• Prompt: Give a verbatim copy of the lines below, minus the pictures.

Entries from a visual dataset:
※ ※ ※

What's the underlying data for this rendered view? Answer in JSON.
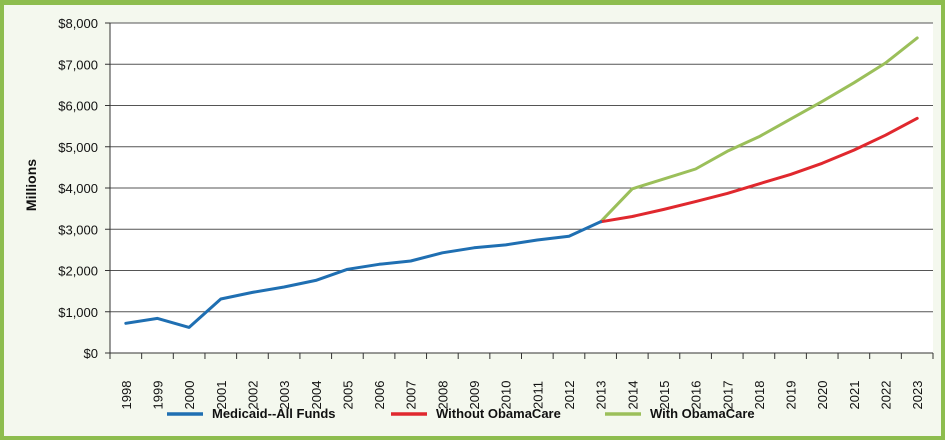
{
  "chart_data": {
    "type": "line",
    "title": "",
    "xlabel": "",
    "ylabel": "Millions",
    "ylim": [
      0,
      8000
    ],
    "y_ticks": [
      0,
      1000,
      2000,
      3000,
      4000,
      5000,
      6000,
      7000,
      8000
    ],
    "y_tick_labels": [
      "$0",
      "$1,000",
      "$2,000",
      "$3,000",
      "$4,000",
      "$5,000",
      "$6,000",
      "$7,000",
      "$8,000"
    ],
    "grid": "horizontal",
    "legend_position": "bottom",
    "categories": [
      "1998",
      "1999",
      "2000",
      "2001",
      "2002",
      "2003",
      "2004",
      "2005",
      "2006",
      "2007",
      "2008",
      "2009",
      "2010",
      "2011",
      "2012",
      "2013",
      "2014",
      "2015",
      "2016",
      "2017",
      "2018",
      "2019",
      "2020",
      "2021",
      "2022",
      "2023"
    ],
    "series": [
      {
        "name": "Medicaid--All Funds",
        "color": "#1f6fb2",
        "values": [
          720,
          840,
          620,
          1310,
          1470,
          1600,
          1760,
          2030,
          2150,
          2230,
          2430,
          2550,
          2620,
          2740,
          2830,
          3180,
          null,
          null,
          null,
          null,
          null,
          null,
          null,
          null,
          null,
          null
        ]
      },
      {
        "name": "Without ObamaCare",
        "color": "#e0282e",
        "values": [
          null,
          null,
          null,
          null,
          null,
          null,
          null,
          null,
          null,
          null,
          null,
          null,
          null,
          null,
          null,
          3180,
          3310,
          3480,
          3670,
          3870,
          4100,
          4330,
          4600,
          4920,
          5280,
          5690
        ]
      },
      {
        "name": "With ObamaCare",
        "color": "#9bbf5a",
        "values": [
          null,
          null,
          null,
          null,
          null,
          null,
          null,
          null,
          null,
          null,
          null,
          null,
          null,
          null,
          null,
          3180,
          3980,
          4220,
          4460,
          4890,
          5240,
          5670,
          6100,
          6550,
          7030,
          7640
        ]
      }
    ]
  }
}
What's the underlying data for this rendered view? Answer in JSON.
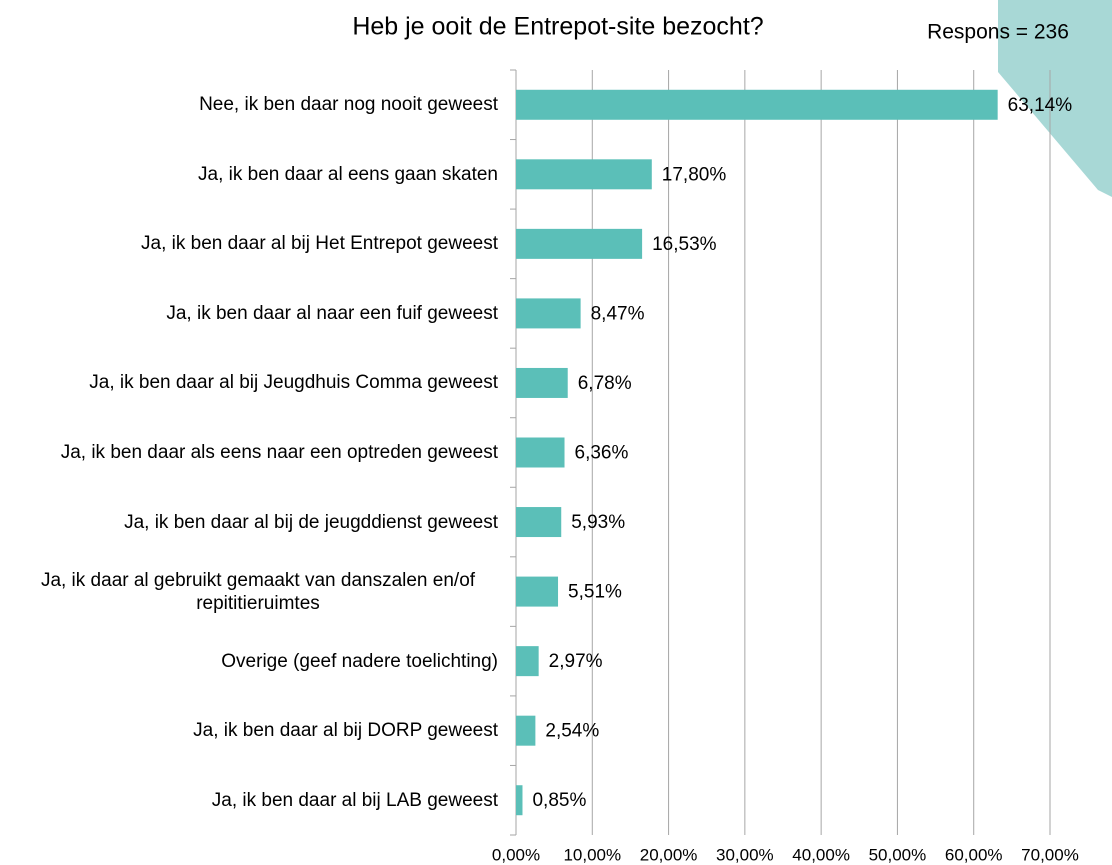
{
  "chart_data": {
    "type": "bar",
    "orientation": "horizontal",
    "title": "Heb je ooit de Entrepot-site bezocht?",
    "annotation": "Respons = 236",
    "categories": [
      "Nee, ik ben daar nog nooit geweest",
      "Ja, ik ben daar al eens gaan skaten",
      "Ja, ik ben daar al bij Het Entrepot geweest",
      "Ja, ik ben daar al naar een fuif geweest",
      "Ja, ik ben daar al bij Jeugdhuis Comma geweest",
      "Ja, ik ben daar als eens naar een optreden geweest",
      "Ja, ik ben daar al bij de jeugddienst geweest",
      "Ja, ik daar al gebruikt gemaakt van danszalen en/of repititieruimtes",
      "Overige (geef nadere toelichting)",
      "Ja, ik ben daar al bij DORP geweest",
      "Ja, ik ben daar al bij LAB geweest"
    ],
    "values": [
      63.14,
      17.8,
      16.53,
      8.47,
      6.78,
      6.36,
      5.93,
      5.51,
      2.97,
      2.54,
      0.85
    ],
    "value_labels": [
      "63,14%",
      "17,80%",
      "16,53%",
      "8,47%",
      "6,78%",
      "6,36%",
      "5,93%",
      "5,51%",
      "2,97%",
      "2,54%",
      "0,85%"
    ],
    "color": "#5bbfb8",
    "xlim": [
      0,
      70
    ],
    "xticks": [
      {
        "value": 0,
        "label": "0,00%"
      },
      {
        "value": 10,
        "label": "10,00%"
      },
      {
        "value": 20,
        "label": "20,00%"
      },
      {
        "value": 30,
        "label": "30,00%"
      },
      {
        "value": 40,
        "label": "40,00%"
      },
      {
        "value": 50,
        "label": "50,00%"
      },
      {
        "value": 60,
        "label": "60,00%"
      },
      {
        "value": 70,
        "label": "70,00%"
      }
    ],
    "grid": true
  }
}
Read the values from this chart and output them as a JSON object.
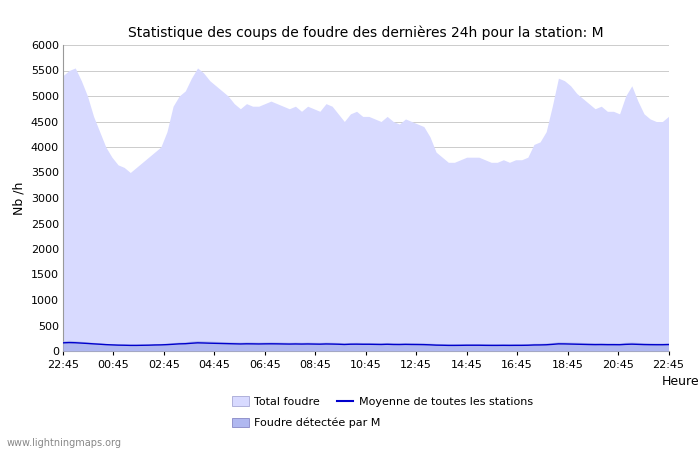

※ ※ ※

• Written reply:
What's the underlying data for this rendered view? Answer in JSON.
{
  "chart_data": {
    "type": "line",
    "title": "",
    "xlabel": "",
    "ylabel": "Millions",
    "ylim": [
      0,
      8000
    ],
    "y_ticks": [
      0,
      1000,
      2000,
      3000,
      4000,
      5000,
      6000,
      7000,
      8000
    ],
    "y_tick_labels": [
      "$0",
      "$1,000",
      "$2,000",
      "$3,000",
      "$4,000",
      "$5,000",
      "$6,000",
      "$7,000",
      "$8,000"
    ],
    "grid": "horizontal",
    "legend_position": "bottom",
    "categories": [
      "1998",
      "1999",
      "2000",
      "2001",
      "2002",
      "2003",
      "2004",
      "2005",
      "2006",
      "2007",
      "2008",
      "2009",
      "2010",
      "2011",
      "2012",
      "2013",
      "2014",
      "2015",
      "2016",
      "2017",
      "2018",
      "2019",
      "2020",
      "2021",
      "2022",
      "2023"
    ],
    "series": [
      {
        "name": "Medicaid--All Funds",
        "color": "#1f6fb2",
        "values": [
          720,
          840,
          620,
          1310,
          1470,
          1600,
          1760,
          2030,
          2150,
          2230,
          2430,
          2550,
          2620,
          2740,
          2830,
          3180,
          null,
          null,
          null,
          null,
          null,
          null,
          null,
          null,
          null,
          null
        ]
      },
      {
        "name": "Without ObamaCare",
        "color": "#e0282e",
        "values": [
          null,
          null,
          null,
          null,
          null,
          null,
          null,
          null,
          null,
          null,
          null,
          null,
          null,
          null,
          null,
          3180,
          3310,
          3480,
          3670,
          3870,
          4100,
          4330,
          4600,
          4920,
          5280,
          5690
        ]
      },
      {
        "name": "With ObamaCare",
        "color": "#9bbf5a",
        "values": [
          null,
          null,
          null,
          null,
          null,
          null,
          null,
          null,
          null,
          null,
          null,
          null,
          null,
          null,
          null,
          3180,
          3980,
          4220,
          4460,
          4890,
          5240,
          5670,
          6100,
          6550,
          7030,
          7640
        ]
      }
    ]
  }
}
What's the underlying data for this rendered view? Answer in JSON.
{
  "chart_data": {
    "type": "bar",
    "orientation": "horizontal",
    "title": "Heb je ooit de Entrepot-site bezocht?",
    "annotation": "Respons = 236",
    "categories": [
      "Nee, ik ben daar nog nooit geweest",
      "Ja, ik ben daar al eens gaan skaten",
      "Ja, ik ben daar al bij Het Entrepot geweest",
      "Ja, ik ben daar al naar een fuif geweest",
      "Ja, ik ben daar al bij Jeugdhuis Comma geweest",
      "Ja, ik ben daar als eens naar een optreden geweest",
      "Ja, ik ben daar al bij de jeugddienst geweest",
      "Ja, ik daar al gebruikt gemaakt van danszalen en/of repititieruimtes",
      "Overige (geef nadere toelichting)",
      "Ja, ik ben daar al bij DORP geweest",
      "Ja, ik ben daar al bij LAB geweest"
    ],
    "values": [
      63.14,
      17.8,
      16.53,
      8.47,
      6.78,
      6.36,
      5.93,
      5.51,
      2.97,
      2.54,
      0.85
    ],
    "value_labels": [
      "63,14%",
      "17,80%",
      "16,53%",
      "8,47%",
      "6,78%",
      "6,36%",
      "5,93%",
      "5,51%",
      "2,97%",
      "2,54%",
      "0,85%"
    ],
    "color": "#5bbfb8",
    "xlim": [
      0,
      70
    ],
    "xticks": [
      {
        "value": 0,
        "label": "0,00%"
      },
      {
        "value": 10,
        "label": "10,00%"
      },
      {
        "value": 20,
        "label": "20,00%"
      },
      {
        "value": 30,
        "label": "30,00%"
      },
      {
        "value": 40,
        "label": "40,00%"
      },
      {
        "value": 50,
        "label": "50,00%"
      },
      {
        "value": 60,
        "label": "60,00%"
      },
      {
        "value": 70,
        "label": "70,00%"
      }
    ],
    "grid": true
  }
}
Read the values from this chart and output them as a JSON object.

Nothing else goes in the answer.